§ **Entries from a collection**
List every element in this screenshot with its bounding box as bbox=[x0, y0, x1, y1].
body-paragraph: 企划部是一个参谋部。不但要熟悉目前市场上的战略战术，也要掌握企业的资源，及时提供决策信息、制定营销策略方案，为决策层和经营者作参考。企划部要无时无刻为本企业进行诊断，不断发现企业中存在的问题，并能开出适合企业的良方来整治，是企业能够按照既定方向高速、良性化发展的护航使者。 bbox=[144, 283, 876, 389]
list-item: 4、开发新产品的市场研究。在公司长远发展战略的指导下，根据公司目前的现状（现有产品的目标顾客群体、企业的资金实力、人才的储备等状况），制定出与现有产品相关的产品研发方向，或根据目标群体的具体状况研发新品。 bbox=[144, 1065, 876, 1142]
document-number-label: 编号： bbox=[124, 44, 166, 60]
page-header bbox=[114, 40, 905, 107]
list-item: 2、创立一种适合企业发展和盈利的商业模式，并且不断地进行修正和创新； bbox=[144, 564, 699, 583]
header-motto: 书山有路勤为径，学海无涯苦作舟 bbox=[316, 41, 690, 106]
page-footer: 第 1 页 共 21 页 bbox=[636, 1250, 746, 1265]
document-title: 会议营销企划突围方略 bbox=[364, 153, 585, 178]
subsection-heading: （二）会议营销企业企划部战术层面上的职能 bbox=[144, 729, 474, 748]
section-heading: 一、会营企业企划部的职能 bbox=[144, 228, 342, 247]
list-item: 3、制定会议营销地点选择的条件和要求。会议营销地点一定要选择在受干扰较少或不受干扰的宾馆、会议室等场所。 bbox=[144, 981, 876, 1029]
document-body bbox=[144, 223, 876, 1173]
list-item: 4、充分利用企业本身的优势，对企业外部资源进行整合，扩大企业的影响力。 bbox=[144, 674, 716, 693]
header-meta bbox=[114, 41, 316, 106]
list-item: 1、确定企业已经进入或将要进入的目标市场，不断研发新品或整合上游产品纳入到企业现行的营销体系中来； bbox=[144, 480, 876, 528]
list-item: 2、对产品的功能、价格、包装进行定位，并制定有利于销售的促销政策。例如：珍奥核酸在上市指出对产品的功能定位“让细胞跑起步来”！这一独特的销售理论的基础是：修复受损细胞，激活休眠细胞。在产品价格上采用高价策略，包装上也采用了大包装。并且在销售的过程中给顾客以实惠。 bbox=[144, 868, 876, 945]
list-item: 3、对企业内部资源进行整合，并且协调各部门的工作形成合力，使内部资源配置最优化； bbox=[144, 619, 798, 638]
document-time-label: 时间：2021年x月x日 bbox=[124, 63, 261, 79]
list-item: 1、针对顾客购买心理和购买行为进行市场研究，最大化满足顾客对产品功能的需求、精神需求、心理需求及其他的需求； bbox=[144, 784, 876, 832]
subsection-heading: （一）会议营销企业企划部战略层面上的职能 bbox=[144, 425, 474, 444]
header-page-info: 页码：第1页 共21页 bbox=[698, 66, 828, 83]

§ **Given task**
Rewrite the stretch from the start of the material through the line containing "document-body bbox=[144, 223, 876, 1173]", replacing "document-title" with "main-title" and leaving everything else unchanged.

§ **Exercise solution**
List every element in this screenshot with its bounding box as bbox=[x0, y0, x1, y1].
body-paragraph: 企划部是一个参谋部。不但要熟悉目前市场上的战略战术，也要掌握企业的资源，及时提供决策信息、制定营销策略方案，为决策层和经营者作参考。企划部要无时无刻为本企业进行诊断，不断发现企业中存在的问题，并能开出适合企业的良方来整治，是企业能够按照既定方向高速、良性化发展的护航使者。 bbox=[144, 283, 876, 389]
list-item: 4、开发新产品的市场研究。在公司长远发展战略的指导下，根据公司目前的现状（现有产品的目标顾客群体、企业的资金实力、人才的储备等状况），制定出与现有产品相关的产品研发方向，或根据目标群体的具体状况研发新品。 bbox=[144, 1065, 876, 1142]
document-number-label: 编号： bbox=[124, 44, 166, 60]
page-header bbox=[114, 40, 905, 107]
list-item: 2、创立一种适合企业发展和盈利的商业模式，并且不断地进行修正和创新； bbox=[144, 564, 699, 583]
header-motto: 书山有路勤为径，学海无涯苦作舟 bbox=[316, 41, 690, 106]
page-footer: 第 1 页 共 21 页 bbox=[636, 1250, 746, 1265]
main-title: 会议营销企划突围方略 bbox=[364, 153, 585, 178]
subsection-heading: （二）会议营销企业企划部战术层面上的职能 bbox=[144, 729, 474, 748]
section-heading: 一、会营企业企划部的职能 bbox=[144, 228, 342, 247]
list-item: 3、制定会议营销地点选择的条件和要求。会议营销地点一定要选择在受干扰较少或不受干扰的宾馆、会议室等场所。 bbox=[144, 981, 876, 1029]
document-body bbox=[144, 223, 876, 1173]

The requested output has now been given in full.